REQUEST: Among the lines below, count those with "name". Give the total alone.

EXERCISE DATA:
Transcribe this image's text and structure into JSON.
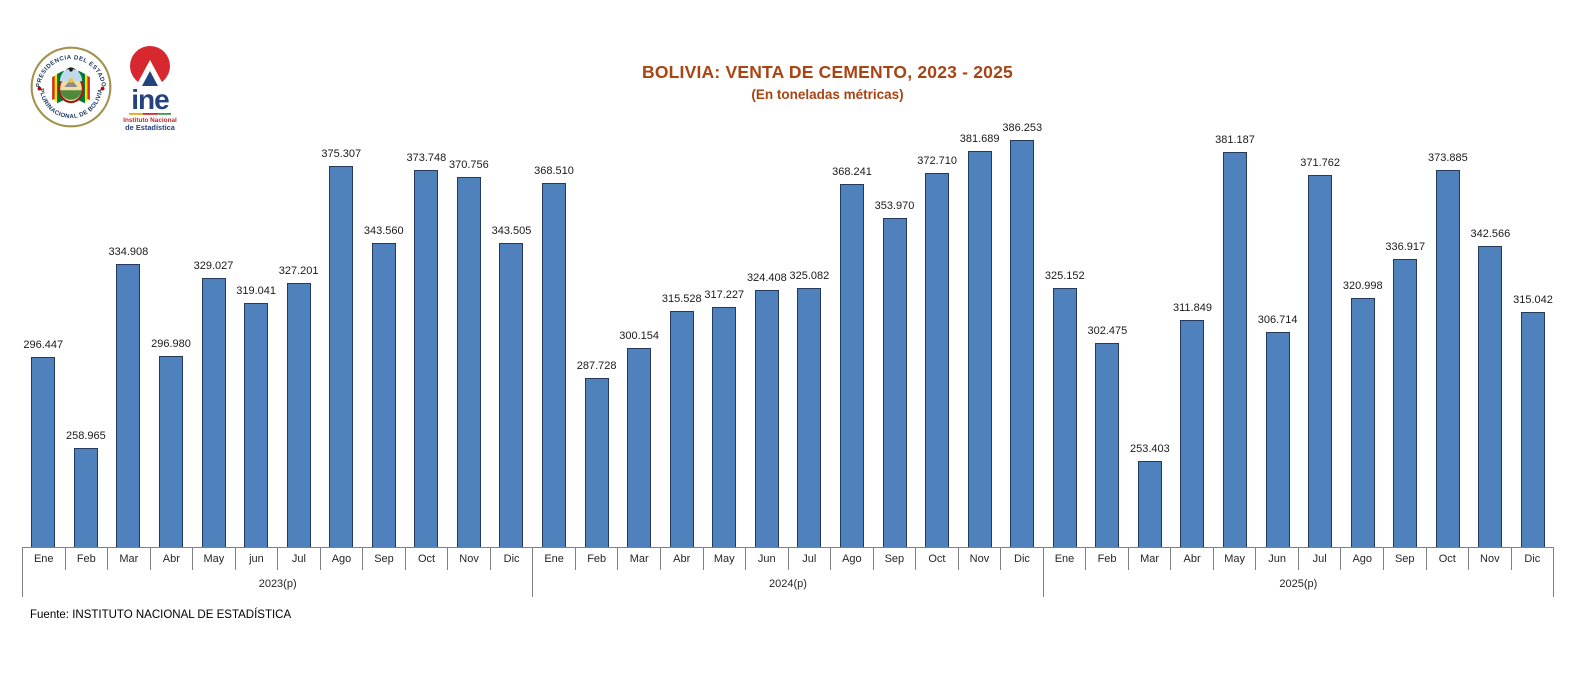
{
  "header": {
    "title": "BOLIVIA: VENTA DE CEMENTO, 2023 - 2025",
    "subtitle": "(En toneladas métricas)",
    "title_color": "#A94413",
    "logos": {
      "seal_text_top": "PRESIDENCIA DEL ESTADO",
      "seal_text_bottom": "PLURINACIONAL DE BOLIVIA",
      "ine_acronym": "ine",
      "ine_line1": "Instituto Nacional",
      "ine_line2": "de Estadística"
    }
  },
  "chart_data": {
    "type": "bar",
    "title": "BOLIVIA: VENTA DE CEMENTO, 2023 - 2025",
    "subtitle": "(En toneladas métricas)",
    "unit": "toneladas métricas",
    "bar_color": "#4F81BD",
    "bar_border_color": "#24395B",
    "legend": "none",
    "grid": "off",
    "value_axis": {
      "min": 218000,
      "max": 386253,
      "visible": false
    },
    "groups": [
      {
        "year": "2023(p)",
        "months": [
          "Ene",
          "Feb",
          "Mar",
          "Abr",
          "May",
          "jun",
          "Jul",
          "Ago",
          "Sep",
          "Oct",
          "Nov",
          "Dic"
        ],
        "values": [
          296447,
          258965,
          334908,
          296980,
          329027,
          319041,
          327201,
          375307,
          343560,
          373748,
          370756,
          343505
        ],
        "labels": [
          "296.447",
          "258.965",
          "334.908",
          "296.980",
          "329.027",
          "319.041",
          "327.201",
          "375.307",
          "343.560",
          "373.748",
          "370.756",
          "343.505"
        ]
      },
      {
        "year": "2024(p)",
        "months": [
          "Ene",
          "Feb",
          "Mar",
          "Abr",
          "May",
          "Jun",
          "Jul",
          "Ago",
          "Sep",
          "Oct",
          "Nov",
          "Dic"
        ],
        "values": [
          368510,
          287728,
          300154,
          315528,
          317227,
          324408,
          325082,
          368241,
          353970,
          372710,
          381689,
          386253
        ],
        "labels": [
          "368.510",
          "287.728",
          "300.154",
          "315.528",
          "317.227",
          "324.408",
          "325.082",
          "368.241",
          "353.970",
          "372.710",
          "381.689",
          "386.253"
        ]
      },
      {
        "year": "2025(p)",
        "months": [
          "Ene",
          "Feb",
          "Mar",
          "Abr",
          "May",
          "Jun",
          "Jul",
          "Ago",
          "Sep",
          "Oct",
          "Nov",
          "Dic"
        ],
        "values": [
          325152,
          302475,
          253403,
          311849,
          381187,
          306714,
          371762,
          320998,
          336917,
          373885,
          342566,
          315042
        ],
        "labels": [
          "325.152",
          "302.475",
          "253.403",
          "311.849",
          "381.187",
          "306.714",
          "371.762",
          "320.998",
          "336.917",
          "373.885",
          "342.566",
          "315.042"
        ]
      }
    ]
  },
  "footer": {
    "source": "Fuente: INSTITUTO NACIONAL DE ESTADÍSTICA"
  }
}
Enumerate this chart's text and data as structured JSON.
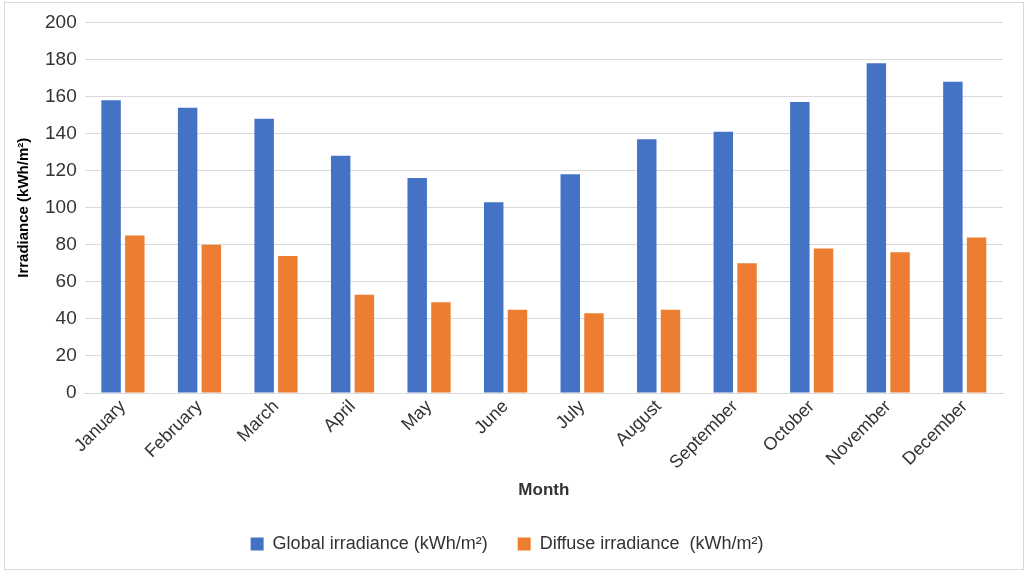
{
  "chart_data": {
    "type": "bar",
    "xlabel": "Month",
    "ylabel": "Irradiance (kWh/m²)",
    "categories": [
      "January",
      "February",
      "March",
      "April",
      "May",
      "June",
      "July",
      "August",
      "September",
      "October",
      "November",
      "December"
    ],
    "series": [
      {
        "name": "Global irradiance (kWh/m²)",
        "color": "#4472c4",
        "values": [
          158,
          154,
          148,
          128,
          116,
          103,
          118,
          137,
          141,
          157,
          178,
          168
        ]
      },
      {
        "name": "Diffuse irradiance  (kWh/m²)",
        "color": "#ed7d31",
        "values": [
          85,
          80,
          74,
          53,
          49,
          45,
          43,
          45,
          70,
          78,
          76,
          84
        ]
      }
    ],
    "ylim": [
      0,
      200
    ],
    "yticks": [
      0,
      20,
      40,
      60,
      80,
      100,
      120,
      140,
      160,
      180,
      200
    ],
    "grid": "y",
    "legend": "bottom"
  }
}
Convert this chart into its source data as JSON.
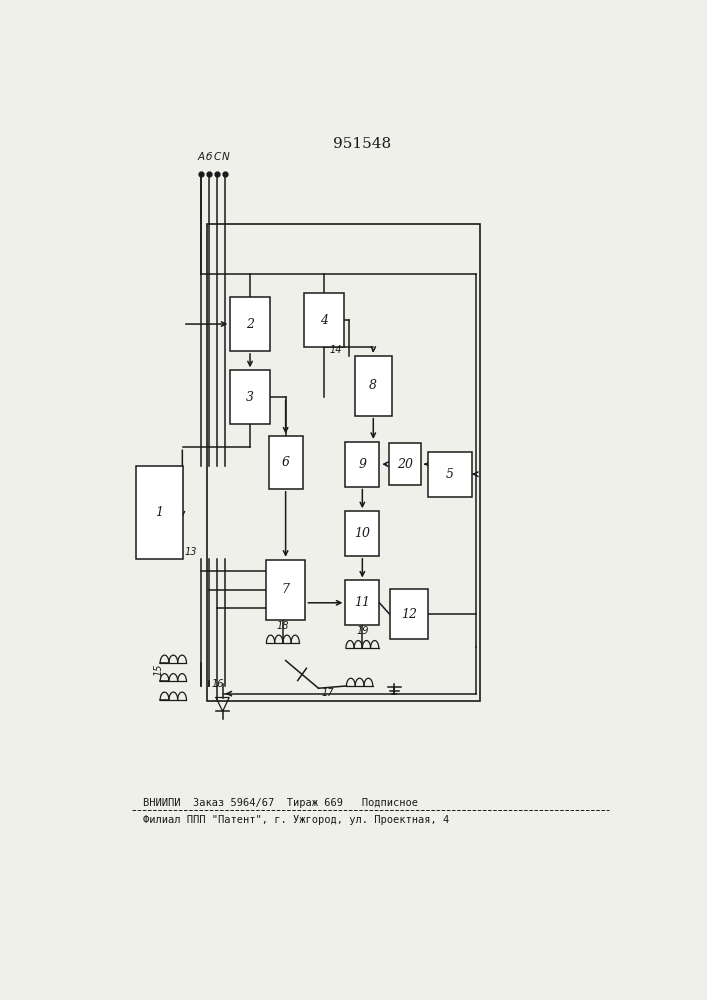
{
  "title": "951548",
  "bg_color": "#f0f0eb",
  "line_color": "#1a1a1a",
  "footer_line1": "ВНИИПИ  Заказ 5964/67  Тираж 669   Подписное",
  "footer_line2": "Филиал ППП \"Патент\", г. Ужгород, ул. Проектная, 4",
  "boxes": {
    "1": [
      0.13,
      0.49,
      0.085,
      0.12
    ],
    "2": [
      0.295,
      0.735,
      0.072,
      0.07
    ],
    "3": [
      0.295,
      0.64,
      0.072,
      0.07
    ],
    "4": [
      0.43,
      0.74,
      0.072,
      0.07
    ],
    "5": [
      0.66,
      0.54,
      0.08,
      0.058
    ],
    "6": [
      0.36,
      0.555,
      0.062,
      0.068
    ],
    "7": [
      0.36,
      0.39,
      0.072,
      0.078
    ],
    "8": [
      0.52,
      0.655,
      0.068,
      0.078
    ],
    "9": [
      0.5,
      0.553,
      0.062,
      0.058
    ],
    "10": [
      0.5,
      0.463,
      0.062,
      0.058
    ],
    "11": [
      0.5,
      0.373,
      0.062,
      0.058
    ],
    "12": [
      0.585,
      0.358,
      0.07,
      0.065
    ],
    "20": [
      0.578,
      0.553,
      0.058,
      0.055
    ]
  }
}
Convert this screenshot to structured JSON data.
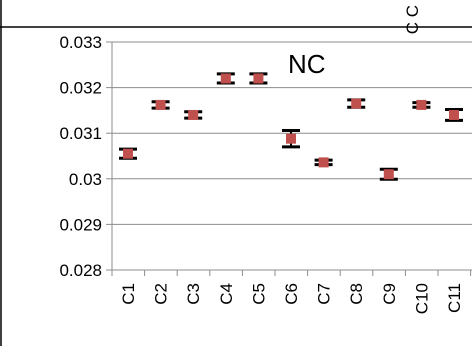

WRITTEN RESPONSE: 2